▶ **Exercise description**
List each line of the data below that contains the word "Andi".

▶ **Records from a dataset**
::::::::

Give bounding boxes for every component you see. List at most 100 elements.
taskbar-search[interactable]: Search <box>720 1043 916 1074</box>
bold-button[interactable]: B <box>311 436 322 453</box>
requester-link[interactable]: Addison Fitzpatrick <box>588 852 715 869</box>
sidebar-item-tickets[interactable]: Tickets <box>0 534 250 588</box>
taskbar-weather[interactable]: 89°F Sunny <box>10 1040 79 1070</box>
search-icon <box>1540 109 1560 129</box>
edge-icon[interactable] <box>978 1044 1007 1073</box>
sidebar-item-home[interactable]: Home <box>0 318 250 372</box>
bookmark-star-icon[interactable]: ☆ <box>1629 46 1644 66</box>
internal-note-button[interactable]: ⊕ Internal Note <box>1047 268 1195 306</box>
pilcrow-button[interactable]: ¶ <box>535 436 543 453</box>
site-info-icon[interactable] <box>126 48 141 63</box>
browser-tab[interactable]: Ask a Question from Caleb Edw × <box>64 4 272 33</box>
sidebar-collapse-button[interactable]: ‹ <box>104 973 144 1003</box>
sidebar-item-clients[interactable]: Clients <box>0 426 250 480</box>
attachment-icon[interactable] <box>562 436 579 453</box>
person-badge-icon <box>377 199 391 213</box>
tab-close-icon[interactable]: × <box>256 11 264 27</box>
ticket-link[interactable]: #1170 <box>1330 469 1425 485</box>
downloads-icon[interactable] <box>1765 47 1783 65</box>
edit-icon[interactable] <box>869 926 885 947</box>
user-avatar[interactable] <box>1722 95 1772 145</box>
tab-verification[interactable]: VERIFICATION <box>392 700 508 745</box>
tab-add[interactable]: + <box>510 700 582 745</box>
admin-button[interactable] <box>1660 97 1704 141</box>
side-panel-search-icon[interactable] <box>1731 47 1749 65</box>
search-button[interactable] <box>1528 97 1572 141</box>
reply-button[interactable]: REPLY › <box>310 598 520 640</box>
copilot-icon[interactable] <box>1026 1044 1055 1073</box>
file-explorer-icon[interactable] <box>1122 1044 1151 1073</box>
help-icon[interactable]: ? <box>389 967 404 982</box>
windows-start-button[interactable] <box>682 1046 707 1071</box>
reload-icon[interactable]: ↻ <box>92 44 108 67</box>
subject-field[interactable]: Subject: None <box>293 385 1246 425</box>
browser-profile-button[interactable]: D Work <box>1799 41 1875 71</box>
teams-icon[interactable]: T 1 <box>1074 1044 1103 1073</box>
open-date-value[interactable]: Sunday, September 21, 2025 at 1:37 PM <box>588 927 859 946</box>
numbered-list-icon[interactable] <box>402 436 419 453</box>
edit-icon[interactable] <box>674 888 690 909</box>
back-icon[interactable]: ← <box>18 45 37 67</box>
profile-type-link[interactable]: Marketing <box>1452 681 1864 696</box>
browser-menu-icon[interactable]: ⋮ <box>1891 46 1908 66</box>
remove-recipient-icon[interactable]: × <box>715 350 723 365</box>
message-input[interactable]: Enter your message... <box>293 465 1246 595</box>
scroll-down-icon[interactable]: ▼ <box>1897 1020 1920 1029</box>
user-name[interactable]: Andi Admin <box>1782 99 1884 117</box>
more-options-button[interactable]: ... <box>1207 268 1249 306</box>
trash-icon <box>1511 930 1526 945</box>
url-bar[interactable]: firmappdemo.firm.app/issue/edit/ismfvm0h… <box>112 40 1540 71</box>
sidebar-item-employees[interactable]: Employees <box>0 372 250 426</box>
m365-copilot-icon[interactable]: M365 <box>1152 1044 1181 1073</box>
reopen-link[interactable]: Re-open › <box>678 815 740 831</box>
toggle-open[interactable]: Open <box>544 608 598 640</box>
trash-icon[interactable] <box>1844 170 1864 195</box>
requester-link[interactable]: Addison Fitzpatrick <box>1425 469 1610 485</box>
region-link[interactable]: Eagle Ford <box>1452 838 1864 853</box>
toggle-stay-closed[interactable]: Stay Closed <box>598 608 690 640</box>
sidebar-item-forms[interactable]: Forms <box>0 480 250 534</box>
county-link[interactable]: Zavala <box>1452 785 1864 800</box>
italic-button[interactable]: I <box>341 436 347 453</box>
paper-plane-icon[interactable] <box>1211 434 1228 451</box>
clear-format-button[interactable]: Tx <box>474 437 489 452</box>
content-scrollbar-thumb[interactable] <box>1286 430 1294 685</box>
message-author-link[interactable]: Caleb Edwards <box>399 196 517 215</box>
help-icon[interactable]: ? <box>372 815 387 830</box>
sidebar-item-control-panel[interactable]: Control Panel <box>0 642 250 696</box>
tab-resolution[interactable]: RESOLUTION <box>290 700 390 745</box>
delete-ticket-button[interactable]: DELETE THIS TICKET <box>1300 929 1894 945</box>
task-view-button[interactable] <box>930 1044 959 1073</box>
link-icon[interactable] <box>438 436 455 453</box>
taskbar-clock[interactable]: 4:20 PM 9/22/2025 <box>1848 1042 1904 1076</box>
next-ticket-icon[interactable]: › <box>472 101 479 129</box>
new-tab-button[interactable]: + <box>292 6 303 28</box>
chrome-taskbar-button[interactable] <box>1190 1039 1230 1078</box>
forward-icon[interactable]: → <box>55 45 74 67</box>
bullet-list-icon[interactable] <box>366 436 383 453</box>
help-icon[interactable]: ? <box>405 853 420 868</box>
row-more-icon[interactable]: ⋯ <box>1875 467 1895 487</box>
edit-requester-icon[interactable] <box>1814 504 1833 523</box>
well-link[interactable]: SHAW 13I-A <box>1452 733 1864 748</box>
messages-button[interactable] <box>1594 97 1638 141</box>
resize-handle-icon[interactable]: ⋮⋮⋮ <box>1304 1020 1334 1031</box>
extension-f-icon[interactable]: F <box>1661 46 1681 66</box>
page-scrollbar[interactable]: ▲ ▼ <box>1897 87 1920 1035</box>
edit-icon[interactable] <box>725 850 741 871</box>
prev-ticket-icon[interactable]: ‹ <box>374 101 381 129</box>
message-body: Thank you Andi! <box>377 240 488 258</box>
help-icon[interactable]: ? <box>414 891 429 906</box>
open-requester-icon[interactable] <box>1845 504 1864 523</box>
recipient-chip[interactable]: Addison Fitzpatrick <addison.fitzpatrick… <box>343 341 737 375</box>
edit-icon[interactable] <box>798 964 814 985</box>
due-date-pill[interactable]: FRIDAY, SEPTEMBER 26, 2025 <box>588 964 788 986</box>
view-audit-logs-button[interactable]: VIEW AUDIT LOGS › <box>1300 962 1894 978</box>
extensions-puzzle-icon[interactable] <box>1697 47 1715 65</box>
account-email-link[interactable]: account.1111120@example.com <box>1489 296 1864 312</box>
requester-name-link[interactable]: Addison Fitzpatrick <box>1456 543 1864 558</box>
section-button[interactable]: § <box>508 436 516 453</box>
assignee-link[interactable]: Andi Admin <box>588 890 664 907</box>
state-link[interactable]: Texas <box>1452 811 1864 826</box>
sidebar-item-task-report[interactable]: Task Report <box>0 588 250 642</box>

::::::::

▶ **Answer in full**
user-name[interactable]: Andi Admin <box>1782 99 1884 117</box>
message-body: Thank you Andi! <box>377 240 488 258</box>
assignee-link[interactable]: Andi Admin <box>588 890 664 907</box>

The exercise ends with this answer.